● EXTRACTED ENTRIES:
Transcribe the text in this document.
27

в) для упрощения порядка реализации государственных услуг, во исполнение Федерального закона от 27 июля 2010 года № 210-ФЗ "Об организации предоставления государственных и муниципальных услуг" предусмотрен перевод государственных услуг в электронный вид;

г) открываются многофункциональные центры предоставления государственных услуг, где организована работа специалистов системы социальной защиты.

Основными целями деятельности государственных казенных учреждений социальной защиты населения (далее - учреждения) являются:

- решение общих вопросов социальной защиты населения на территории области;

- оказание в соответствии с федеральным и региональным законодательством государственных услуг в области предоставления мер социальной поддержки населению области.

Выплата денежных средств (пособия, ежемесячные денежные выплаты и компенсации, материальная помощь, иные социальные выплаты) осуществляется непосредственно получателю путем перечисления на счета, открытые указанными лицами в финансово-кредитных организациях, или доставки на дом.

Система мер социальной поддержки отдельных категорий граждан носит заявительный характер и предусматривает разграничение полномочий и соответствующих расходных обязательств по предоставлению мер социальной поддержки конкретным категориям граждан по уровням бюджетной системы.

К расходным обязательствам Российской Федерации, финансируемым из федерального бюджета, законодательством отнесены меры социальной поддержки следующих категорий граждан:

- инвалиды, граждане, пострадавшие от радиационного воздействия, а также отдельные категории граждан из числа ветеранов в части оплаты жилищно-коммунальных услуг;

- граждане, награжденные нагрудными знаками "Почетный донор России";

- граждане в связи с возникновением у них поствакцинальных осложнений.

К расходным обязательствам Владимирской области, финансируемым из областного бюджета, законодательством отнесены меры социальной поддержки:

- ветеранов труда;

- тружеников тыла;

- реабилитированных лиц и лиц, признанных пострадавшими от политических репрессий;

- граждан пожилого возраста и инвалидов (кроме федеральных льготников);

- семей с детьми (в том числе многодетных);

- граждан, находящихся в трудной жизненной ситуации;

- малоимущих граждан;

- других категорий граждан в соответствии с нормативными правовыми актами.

● TASK: Return each line of the listing that holds the string "граждане".

● THE COMPLETED TASK:
- инвалиды, граждане, пострадавшие от радиационного воздействия, а также отдельные категории граждан из числа ветеранов в части оплаты жилищно-коммунальных услуг;
- граждане, награжденные нагрудными знаками "Почетный донор России";
- граждане в связи с возникновением у них поствакцинальных осложнений.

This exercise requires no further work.